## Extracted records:

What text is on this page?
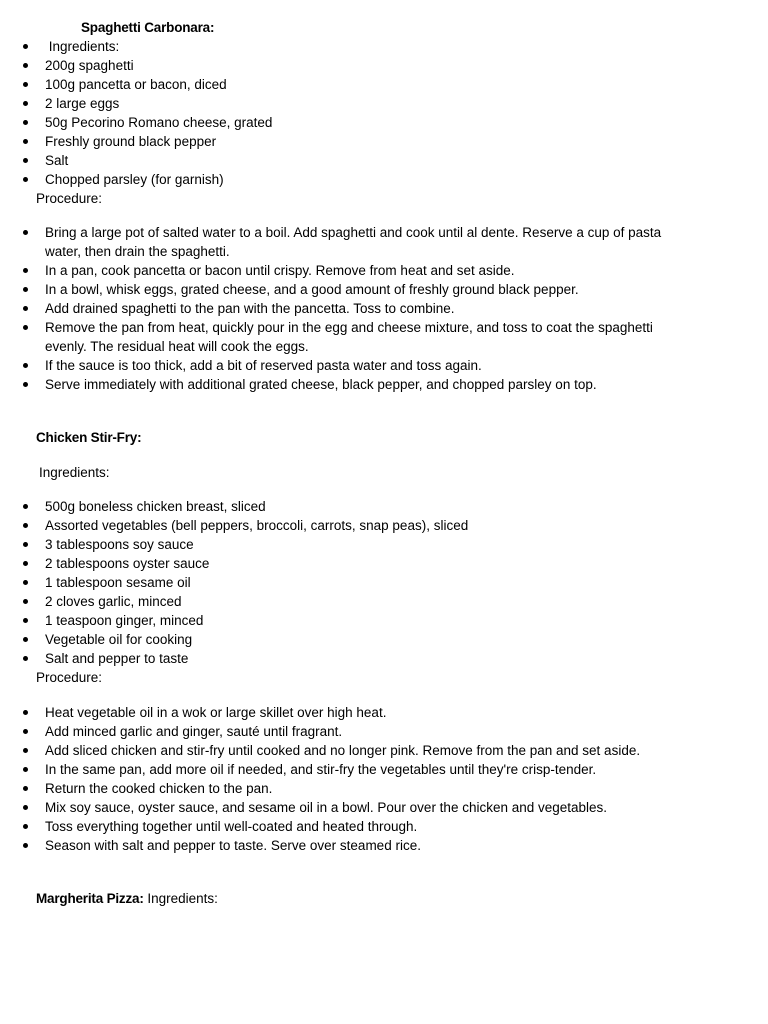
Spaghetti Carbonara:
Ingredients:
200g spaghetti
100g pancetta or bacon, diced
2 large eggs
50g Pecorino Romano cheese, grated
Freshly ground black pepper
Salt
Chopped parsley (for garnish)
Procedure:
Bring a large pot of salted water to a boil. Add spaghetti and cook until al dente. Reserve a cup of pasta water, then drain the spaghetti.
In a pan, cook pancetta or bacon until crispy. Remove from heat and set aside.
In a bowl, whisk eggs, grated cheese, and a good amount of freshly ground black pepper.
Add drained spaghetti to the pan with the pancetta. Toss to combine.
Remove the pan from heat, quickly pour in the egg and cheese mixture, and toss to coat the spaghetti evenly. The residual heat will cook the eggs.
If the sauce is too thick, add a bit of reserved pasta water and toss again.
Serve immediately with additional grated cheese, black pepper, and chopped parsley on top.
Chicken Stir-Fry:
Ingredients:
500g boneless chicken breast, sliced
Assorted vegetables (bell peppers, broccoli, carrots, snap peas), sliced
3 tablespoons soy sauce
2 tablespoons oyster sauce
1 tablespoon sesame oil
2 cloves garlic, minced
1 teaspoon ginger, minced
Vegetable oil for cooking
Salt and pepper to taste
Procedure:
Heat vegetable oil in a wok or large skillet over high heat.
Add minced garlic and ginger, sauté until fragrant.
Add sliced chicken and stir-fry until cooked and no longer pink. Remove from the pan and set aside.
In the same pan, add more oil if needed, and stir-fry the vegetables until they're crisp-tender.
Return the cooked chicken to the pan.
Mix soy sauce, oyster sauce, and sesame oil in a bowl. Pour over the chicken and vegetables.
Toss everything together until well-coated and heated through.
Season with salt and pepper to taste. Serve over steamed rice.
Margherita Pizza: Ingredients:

## What is needed:
Without the pictures, retype the whole of the material above exactly.

## Result of the exercise:
What text is on this page?
Spaghetti Carbonara:
Ingredients:
200g spaghetti
100g pancetta or bacon, diced
2 large eggs
50g Pecorino Romano cheese, grated
Freshly ground black pepper
Salt
Chopped parsley (for garnish)
Procedure:
Bring a large pot of salted water to a boil. Add spaghetti and cook until al dente. Reserve a cup of pasta water, then drain the spaghetti.
In a pan, cook pancetta or bacon until crispy. Remove from heat and set aside.
In a bowl, whisk eggs, grated cheese, and a good amount of freshly ground black pepper.
Add drained spaghetti to the pan with the pancetta. Toss to combine.
Remove the pan from heat, quickly pour in the egg and cheese mixture, and toss to coat the spaghetti evenly. The residual heat will cook the eggs.
If the sauce is too thick, add a bit of reserved pasta water and toss again.
Serve immediately with additional grated cheese, black pepper, and chopped parsley on top.
Chicken Stir-Fry:
Ingredients:
500g boneless chicken breast, sliced
Assorted vegetables (bell peppers, broccoli, carrots, snap peas), sliced
3 tablespoons soy sauce
2 tablespoons oyster sauce
1 tablespoon sesame oil
2 cloves garlic, minced
1 teaspoon ginger, minced
Vegetable oil for cooking
Salt and pepper to taste
Procedure:
Heat vegetable oil in a wok or large skillet over high heat.
Add minced garlic and ginger, sauté until fragrant.
Add sliced chicken and stir-fry until cooked and no longer pink. Remove from the pan and set aside.
In the same pan, add more oil if needed, and stir-fry the vegetables until they're crisp-tender.
Return the cooked chicken to the pan.
Mix soy sauce, oyster sauce, and sesame oil in a bowl. Pour over the chicken and vegetables.
Toss everything together until well-coated and heated through.
Season with salt and pepper to taste. Serve over steamed rice.
Margherita Pizza: Ingredients:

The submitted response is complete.